• _Entries drawn from a collection_:
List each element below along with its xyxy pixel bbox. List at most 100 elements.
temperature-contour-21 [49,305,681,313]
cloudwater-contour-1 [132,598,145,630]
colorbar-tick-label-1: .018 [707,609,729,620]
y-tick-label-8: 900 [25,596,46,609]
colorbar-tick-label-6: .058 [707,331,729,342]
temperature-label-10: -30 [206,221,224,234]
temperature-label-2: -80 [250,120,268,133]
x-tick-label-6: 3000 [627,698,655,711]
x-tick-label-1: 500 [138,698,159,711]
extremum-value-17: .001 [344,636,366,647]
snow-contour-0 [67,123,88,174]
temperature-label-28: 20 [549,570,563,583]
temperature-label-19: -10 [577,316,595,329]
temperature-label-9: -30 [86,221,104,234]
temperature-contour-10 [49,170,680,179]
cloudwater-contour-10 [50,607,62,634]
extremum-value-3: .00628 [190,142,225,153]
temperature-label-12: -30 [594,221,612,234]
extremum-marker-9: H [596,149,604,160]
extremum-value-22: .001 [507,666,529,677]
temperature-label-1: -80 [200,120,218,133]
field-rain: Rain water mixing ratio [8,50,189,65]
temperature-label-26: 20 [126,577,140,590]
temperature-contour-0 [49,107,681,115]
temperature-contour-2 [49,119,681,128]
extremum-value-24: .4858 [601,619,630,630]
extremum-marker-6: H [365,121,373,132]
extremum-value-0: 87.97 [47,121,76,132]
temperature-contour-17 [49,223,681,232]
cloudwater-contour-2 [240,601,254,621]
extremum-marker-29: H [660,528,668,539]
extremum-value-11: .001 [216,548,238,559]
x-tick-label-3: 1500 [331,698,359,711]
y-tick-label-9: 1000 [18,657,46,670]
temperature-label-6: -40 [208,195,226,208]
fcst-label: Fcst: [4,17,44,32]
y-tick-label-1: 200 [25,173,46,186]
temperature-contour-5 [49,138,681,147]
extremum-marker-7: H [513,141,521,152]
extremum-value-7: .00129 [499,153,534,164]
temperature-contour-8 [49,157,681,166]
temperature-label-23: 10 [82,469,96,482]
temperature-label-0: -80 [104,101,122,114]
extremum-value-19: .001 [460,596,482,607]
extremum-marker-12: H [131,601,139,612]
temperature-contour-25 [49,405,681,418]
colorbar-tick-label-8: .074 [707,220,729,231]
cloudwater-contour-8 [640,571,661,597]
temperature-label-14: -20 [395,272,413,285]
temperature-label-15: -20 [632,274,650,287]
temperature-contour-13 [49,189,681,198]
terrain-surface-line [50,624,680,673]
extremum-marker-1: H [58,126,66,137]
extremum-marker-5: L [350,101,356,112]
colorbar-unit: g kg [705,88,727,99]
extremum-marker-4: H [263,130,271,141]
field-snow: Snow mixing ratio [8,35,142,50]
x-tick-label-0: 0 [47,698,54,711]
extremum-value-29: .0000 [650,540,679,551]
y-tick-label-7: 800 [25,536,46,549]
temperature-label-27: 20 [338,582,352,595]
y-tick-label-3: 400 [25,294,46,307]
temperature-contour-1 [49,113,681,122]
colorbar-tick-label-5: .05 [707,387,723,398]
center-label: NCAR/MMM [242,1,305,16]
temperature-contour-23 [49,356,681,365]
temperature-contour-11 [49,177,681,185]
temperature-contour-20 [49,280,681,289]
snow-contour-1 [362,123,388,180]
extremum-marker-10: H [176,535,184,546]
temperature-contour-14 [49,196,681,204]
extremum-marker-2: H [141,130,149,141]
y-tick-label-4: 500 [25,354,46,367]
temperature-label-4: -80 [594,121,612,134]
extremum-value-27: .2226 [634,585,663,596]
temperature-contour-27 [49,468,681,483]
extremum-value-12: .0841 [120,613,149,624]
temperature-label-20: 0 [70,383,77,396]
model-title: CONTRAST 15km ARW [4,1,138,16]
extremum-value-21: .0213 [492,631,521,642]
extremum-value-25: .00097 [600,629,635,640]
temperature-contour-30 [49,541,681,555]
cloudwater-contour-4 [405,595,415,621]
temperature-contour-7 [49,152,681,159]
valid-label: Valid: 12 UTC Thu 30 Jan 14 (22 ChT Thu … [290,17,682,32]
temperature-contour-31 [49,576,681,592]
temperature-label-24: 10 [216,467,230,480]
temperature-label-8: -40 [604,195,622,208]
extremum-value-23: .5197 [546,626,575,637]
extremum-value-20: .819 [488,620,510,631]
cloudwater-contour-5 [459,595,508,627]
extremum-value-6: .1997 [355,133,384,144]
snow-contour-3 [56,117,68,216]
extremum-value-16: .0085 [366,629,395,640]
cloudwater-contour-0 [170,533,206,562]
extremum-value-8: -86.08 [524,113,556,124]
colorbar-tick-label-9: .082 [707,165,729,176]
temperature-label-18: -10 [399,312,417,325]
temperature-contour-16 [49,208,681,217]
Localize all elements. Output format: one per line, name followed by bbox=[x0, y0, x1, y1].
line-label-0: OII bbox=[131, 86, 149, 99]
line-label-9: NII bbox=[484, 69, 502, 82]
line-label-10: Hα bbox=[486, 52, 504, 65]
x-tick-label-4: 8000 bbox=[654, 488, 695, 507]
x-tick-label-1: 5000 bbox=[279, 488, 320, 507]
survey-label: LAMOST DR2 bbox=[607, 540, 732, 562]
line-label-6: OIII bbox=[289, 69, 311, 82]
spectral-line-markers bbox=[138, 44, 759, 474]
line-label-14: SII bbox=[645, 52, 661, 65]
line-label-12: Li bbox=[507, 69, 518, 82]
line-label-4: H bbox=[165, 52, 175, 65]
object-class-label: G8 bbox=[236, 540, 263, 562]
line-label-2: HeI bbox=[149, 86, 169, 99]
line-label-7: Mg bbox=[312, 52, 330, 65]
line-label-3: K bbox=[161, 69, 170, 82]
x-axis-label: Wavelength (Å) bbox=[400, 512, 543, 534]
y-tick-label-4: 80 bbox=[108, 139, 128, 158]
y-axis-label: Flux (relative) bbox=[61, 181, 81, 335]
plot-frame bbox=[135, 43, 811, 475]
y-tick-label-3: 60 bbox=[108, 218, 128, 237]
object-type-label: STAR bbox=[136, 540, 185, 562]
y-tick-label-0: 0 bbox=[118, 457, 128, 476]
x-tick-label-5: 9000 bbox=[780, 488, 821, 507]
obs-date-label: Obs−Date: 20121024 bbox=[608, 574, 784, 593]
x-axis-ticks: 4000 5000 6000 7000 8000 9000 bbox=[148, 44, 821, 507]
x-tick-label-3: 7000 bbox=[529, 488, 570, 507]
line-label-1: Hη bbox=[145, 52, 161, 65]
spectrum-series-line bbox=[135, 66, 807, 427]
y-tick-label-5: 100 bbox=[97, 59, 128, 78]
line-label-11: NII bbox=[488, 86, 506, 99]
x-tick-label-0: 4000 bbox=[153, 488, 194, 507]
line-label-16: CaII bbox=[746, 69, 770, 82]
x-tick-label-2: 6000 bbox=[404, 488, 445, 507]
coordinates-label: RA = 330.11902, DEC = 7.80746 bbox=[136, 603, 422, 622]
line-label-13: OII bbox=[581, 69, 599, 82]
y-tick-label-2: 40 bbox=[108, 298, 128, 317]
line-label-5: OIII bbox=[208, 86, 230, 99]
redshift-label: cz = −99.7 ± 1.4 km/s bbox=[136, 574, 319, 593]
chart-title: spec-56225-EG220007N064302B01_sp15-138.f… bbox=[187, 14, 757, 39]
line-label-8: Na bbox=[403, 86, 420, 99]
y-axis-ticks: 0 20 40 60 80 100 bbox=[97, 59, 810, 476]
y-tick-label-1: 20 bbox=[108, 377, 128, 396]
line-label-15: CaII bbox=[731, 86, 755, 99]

• _Task_:
Pick out every line in the entries above that contains the string "mixing", copying each such line in full. Letter case matters.

• _Result for this exercise_:
field-rain: Rain water mixing ratio [8,50,189,65]
field-snow: Snow mixing ratio [8,35,142,50]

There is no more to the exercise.